Count how many lines mention the word "Dakar". Write that number alone.

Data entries
____
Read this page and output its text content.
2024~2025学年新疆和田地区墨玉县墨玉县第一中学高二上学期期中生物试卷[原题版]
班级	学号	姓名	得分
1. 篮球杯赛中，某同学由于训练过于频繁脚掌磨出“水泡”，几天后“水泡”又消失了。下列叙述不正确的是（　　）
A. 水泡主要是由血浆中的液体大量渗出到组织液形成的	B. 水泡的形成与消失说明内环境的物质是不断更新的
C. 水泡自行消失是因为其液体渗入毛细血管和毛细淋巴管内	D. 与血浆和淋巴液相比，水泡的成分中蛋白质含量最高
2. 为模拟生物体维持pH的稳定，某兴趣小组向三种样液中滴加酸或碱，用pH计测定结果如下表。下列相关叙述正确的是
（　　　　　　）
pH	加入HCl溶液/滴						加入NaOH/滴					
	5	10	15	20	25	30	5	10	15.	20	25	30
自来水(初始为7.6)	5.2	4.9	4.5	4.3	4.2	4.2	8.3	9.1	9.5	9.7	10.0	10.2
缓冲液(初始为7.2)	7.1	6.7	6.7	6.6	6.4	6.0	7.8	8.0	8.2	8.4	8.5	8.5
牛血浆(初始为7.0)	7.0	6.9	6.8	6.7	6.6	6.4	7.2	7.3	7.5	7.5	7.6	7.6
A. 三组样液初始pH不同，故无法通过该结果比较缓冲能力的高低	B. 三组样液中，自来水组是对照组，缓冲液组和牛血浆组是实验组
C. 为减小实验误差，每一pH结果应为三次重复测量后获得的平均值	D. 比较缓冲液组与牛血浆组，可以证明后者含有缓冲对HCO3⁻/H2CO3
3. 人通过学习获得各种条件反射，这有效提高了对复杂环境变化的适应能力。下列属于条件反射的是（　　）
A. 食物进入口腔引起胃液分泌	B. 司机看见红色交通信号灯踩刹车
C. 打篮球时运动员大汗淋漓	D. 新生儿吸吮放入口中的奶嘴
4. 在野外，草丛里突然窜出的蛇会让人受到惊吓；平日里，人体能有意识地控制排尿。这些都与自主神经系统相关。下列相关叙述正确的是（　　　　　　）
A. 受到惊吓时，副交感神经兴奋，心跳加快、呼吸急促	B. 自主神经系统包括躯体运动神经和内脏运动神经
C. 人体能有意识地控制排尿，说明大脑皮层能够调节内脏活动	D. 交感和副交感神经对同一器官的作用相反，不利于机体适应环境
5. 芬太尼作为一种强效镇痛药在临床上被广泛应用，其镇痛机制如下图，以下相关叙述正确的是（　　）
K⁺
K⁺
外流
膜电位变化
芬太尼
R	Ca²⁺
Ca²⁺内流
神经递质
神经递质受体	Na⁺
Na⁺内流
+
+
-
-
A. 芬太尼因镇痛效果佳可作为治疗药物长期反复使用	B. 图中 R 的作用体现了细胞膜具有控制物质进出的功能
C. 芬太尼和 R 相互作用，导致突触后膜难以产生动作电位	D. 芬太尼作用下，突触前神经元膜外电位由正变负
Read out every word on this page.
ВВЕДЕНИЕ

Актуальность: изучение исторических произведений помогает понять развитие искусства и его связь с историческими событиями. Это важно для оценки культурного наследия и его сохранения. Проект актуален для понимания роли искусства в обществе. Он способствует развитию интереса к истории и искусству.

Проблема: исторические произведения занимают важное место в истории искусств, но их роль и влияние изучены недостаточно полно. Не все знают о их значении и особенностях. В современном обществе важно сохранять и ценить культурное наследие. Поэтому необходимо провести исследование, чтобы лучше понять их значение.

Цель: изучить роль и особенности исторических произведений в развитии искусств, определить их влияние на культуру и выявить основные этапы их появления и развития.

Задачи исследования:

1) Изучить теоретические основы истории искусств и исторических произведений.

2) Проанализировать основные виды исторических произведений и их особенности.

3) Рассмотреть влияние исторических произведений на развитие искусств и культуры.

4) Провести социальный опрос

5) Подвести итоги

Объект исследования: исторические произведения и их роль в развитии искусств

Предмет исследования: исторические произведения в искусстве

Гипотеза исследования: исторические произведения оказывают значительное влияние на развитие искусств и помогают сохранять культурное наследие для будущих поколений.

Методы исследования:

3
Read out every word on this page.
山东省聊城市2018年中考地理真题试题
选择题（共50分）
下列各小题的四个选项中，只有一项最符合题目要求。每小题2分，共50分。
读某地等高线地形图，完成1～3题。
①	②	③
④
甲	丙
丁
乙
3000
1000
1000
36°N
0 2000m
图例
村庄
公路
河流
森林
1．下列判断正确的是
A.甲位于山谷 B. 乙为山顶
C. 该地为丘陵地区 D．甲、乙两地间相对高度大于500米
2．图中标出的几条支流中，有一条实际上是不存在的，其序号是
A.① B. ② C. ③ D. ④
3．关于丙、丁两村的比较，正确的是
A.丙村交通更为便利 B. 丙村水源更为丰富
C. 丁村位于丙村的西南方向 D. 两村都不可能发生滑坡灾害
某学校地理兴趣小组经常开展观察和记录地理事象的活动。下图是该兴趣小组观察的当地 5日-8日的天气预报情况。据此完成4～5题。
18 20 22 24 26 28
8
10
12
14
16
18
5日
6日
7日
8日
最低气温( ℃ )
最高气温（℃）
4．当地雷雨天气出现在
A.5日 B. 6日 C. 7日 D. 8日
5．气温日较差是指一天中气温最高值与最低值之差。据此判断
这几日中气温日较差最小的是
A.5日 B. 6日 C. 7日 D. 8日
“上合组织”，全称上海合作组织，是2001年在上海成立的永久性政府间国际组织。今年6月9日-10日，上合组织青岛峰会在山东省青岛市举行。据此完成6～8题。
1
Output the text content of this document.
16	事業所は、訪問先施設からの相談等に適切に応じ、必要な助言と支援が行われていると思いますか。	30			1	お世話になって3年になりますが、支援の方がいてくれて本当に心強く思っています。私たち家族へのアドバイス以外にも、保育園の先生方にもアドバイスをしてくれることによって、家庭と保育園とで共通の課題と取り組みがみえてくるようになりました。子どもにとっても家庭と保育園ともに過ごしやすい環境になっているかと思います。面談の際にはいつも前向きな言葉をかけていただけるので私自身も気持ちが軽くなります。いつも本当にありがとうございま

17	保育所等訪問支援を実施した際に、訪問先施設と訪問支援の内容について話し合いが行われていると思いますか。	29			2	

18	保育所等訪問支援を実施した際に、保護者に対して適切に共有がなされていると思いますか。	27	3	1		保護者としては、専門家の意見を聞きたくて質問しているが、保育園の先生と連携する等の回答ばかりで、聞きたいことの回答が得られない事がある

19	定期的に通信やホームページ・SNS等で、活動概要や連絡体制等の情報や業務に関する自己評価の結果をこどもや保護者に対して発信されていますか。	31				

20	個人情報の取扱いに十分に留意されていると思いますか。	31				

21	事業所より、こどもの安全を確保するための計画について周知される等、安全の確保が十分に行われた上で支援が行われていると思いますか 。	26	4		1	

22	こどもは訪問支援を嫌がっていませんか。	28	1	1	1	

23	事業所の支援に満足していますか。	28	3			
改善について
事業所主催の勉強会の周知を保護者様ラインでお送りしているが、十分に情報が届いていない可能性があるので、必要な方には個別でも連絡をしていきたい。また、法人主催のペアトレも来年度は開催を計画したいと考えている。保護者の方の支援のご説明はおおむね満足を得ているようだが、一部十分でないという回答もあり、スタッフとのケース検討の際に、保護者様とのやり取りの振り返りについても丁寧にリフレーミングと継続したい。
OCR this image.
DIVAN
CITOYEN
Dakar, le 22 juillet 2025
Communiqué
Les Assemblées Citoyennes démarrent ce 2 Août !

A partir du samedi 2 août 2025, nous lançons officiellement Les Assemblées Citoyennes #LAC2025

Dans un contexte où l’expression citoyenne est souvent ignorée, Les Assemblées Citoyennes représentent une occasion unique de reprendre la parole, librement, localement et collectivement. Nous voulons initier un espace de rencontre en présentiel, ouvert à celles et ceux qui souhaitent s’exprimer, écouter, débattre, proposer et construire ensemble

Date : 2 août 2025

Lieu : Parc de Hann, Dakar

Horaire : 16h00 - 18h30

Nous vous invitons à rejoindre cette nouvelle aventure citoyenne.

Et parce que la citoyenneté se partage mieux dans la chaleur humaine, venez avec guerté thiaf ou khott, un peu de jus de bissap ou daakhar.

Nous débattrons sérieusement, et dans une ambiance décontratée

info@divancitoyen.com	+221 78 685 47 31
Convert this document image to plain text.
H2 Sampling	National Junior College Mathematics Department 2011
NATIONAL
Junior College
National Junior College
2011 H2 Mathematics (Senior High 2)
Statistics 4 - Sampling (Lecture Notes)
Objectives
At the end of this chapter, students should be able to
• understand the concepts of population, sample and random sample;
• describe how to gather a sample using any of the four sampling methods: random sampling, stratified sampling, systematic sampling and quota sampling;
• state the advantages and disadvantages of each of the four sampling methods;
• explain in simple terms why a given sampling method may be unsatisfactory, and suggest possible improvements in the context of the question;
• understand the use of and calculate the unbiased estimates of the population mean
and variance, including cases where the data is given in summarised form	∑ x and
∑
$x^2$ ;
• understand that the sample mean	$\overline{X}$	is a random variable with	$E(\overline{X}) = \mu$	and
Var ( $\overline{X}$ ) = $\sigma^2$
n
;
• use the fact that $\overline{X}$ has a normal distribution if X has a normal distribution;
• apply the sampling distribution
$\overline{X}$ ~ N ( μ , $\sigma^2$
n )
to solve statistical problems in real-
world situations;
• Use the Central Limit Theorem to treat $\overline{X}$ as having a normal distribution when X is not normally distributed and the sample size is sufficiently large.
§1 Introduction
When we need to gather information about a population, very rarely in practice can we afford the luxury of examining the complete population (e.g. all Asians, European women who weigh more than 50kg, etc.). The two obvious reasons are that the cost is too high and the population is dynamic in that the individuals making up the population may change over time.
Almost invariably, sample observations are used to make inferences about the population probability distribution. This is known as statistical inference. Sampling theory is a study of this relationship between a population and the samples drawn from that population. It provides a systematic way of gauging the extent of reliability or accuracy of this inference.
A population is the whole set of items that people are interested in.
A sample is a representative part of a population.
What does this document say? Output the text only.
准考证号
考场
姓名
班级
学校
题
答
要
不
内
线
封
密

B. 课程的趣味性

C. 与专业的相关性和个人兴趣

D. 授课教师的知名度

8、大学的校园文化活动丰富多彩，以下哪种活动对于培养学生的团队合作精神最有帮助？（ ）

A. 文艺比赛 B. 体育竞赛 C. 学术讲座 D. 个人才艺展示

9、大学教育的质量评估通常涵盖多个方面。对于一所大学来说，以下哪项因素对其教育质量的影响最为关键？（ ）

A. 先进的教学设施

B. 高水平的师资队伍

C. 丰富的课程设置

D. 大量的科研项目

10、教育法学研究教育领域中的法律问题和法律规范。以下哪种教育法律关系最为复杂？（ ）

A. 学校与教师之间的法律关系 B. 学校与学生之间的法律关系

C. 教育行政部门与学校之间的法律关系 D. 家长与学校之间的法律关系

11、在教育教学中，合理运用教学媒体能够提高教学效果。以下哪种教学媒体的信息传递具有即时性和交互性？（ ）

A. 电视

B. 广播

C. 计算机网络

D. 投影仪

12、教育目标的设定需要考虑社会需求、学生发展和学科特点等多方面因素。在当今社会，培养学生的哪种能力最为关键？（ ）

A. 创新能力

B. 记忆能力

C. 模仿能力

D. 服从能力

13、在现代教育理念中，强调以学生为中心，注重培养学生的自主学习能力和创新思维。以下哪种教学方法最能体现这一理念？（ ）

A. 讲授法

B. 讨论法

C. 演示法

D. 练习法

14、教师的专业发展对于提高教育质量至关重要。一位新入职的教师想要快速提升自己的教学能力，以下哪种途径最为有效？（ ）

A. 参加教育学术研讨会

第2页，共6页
____
**SOLUTION BELOW:**
2